** EXERCISE AIM **
The answer should contain every entry below, copied exactly.

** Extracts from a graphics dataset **
= = = = =
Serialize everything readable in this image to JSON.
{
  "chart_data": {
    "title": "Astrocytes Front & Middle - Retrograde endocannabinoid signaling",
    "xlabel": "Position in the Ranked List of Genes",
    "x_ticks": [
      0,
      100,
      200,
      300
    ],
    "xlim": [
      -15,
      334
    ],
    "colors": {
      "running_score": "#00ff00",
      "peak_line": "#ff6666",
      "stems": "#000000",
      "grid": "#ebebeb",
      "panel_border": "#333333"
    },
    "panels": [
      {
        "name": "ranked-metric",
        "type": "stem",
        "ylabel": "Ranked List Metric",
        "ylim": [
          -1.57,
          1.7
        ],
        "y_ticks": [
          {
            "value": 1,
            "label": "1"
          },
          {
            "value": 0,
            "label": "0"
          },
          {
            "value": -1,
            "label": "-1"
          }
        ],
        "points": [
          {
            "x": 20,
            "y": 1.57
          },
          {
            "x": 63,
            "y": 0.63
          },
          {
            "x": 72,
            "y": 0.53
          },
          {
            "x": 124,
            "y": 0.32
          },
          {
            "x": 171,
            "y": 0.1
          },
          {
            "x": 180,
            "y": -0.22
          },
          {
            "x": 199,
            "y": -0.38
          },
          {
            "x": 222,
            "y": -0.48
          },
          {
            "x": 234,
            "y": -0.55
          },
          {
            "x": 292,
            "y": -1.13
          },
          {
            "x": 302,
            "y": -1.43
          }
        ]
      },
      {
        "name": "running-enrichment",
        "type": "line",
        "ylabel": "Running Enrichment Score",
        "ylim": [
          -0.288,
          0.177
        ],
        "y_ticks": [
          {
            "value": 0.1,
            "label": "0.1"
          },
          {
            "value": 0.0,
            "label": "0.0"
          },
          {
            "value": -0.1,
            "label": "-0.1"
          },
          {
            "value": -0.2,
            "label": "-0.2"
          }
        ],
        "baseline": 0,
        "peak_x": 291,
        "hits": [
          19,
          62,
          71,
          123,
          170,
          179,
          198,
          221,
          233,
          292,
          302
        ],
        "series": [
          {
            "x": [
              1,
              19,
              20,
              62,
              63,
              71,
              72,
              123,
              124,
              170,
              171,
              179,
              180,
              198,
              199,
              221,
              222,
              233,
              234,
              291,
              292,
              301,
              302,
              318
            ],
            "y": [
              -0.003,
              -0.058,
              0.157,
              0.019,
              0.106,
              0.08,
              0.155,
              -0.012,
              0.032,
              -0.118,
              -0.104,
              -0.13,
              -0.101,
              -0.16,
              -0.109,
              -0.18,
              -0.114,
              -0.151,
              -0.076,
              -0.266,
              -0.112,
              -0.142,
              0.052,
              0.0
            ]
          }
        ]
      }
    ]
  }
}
= = = = =
** WRITTEN ANSWER **
Serialize everything readable in this image to JSON.
{
  "chart_data": {
    "title": "Astrocytes Front & Middle - Retrograde endocannabinoid signaling",
    "xlabel": "Position in the Ranked List of Genes",
    "x_ticks": [
      0,
      100,
      200,
      300
    ],
    "xlim": [
      -15,
      334
    ],
    "colors": {
      "running_score": "#00ff00",
      "peak_line": "#ff6666",
      "stems": "#000000",
      "grid": "#ebebeb",
      "panel_border": "#333333"
    },
    "panels": [
      {
        "name": "ranked-metric",
        "type": "stem",
        "ylabel": "Ranked List Metric",
        "ylim": [
          -1.57,
          1.7
        ],
        "y_ticks": [
          {
            "value": 1,
            "label": "1"
          },
          {
            "value": 0,
            "label": "0"
          },
          {
            "value": -1,
            "label": "-1"
          }
        ],
        "points": [
          {
            "x": 20,
            "y": 1.57
          },
          {
            "x": 63,
            "y": 0.63
          },
          {
            "x": 72,
            "y": 0.53
          },
          {
            "x": 124,
            "y": 0.32
          },
          {
            "x": 171,
            "y": 0.1
          },
          {
            "x": 180,
            "y": -0.22
          },
          {
            "x": 199,
            "y": -0.38
          },
          {
            "x": 222,
            "y": -0.48
          },
          {
            "x": 234,
            "y": -0.55
          },
          {
            "x": 292,
            "y": -1.13
          },
          {
            "x": 302,
            "y": -1.43
          }
        ]
      },
      {
        "name": "running-enrichment",
        "type": "line",
        "ylabel": "Running Enrichment Score",
        "ylim": [
          -0.288,
          0.177
        ],
        "y_ticks": [
          {
            "value": 0.1,
            "label": "0.1"
          },
          {
            "value": 0.0,
            "label": "0.0"
          },
          {
            "value": -0.1,
            "label": "-0.1"
          },
          {
            "value": -0.2,
            "label": "-0.2"
          }
        ],
        "baseline": 0,
        "peak_x": 291,
        "hits": [
          19,
          62,
          71,
          123,
          170,
          179,
          198,
          221,
          233,
          292,
          302
        ],
        "series": [
          {
            "x": [
              1,
              19,
              20,
              62,
              63,
              71,
              72,
              123,
              124,
              170,
              171,
              179,
              180,
              198,
              199,
              221,
              222,
              233,
              234,
              291,
              292,
              301,
              302,
              318
            ],
            "y": [
              -0.003,
              -0.058,
              0.157,
              0.019,
              0.106,
              0.08,
              0.155,
              -0.012,
              0.032,
              -0.118,
              -0.104,
              -0.13,
              -0.101,
              -0.16,
              -0.109,
              -0.18,
              -0.114,
              -0.151,
              -0.076,
              -0.266,
              -0.112,
              -0.142,
              0.052,
              0.0
            ]
          }
        ]
      }
    ]
  }
}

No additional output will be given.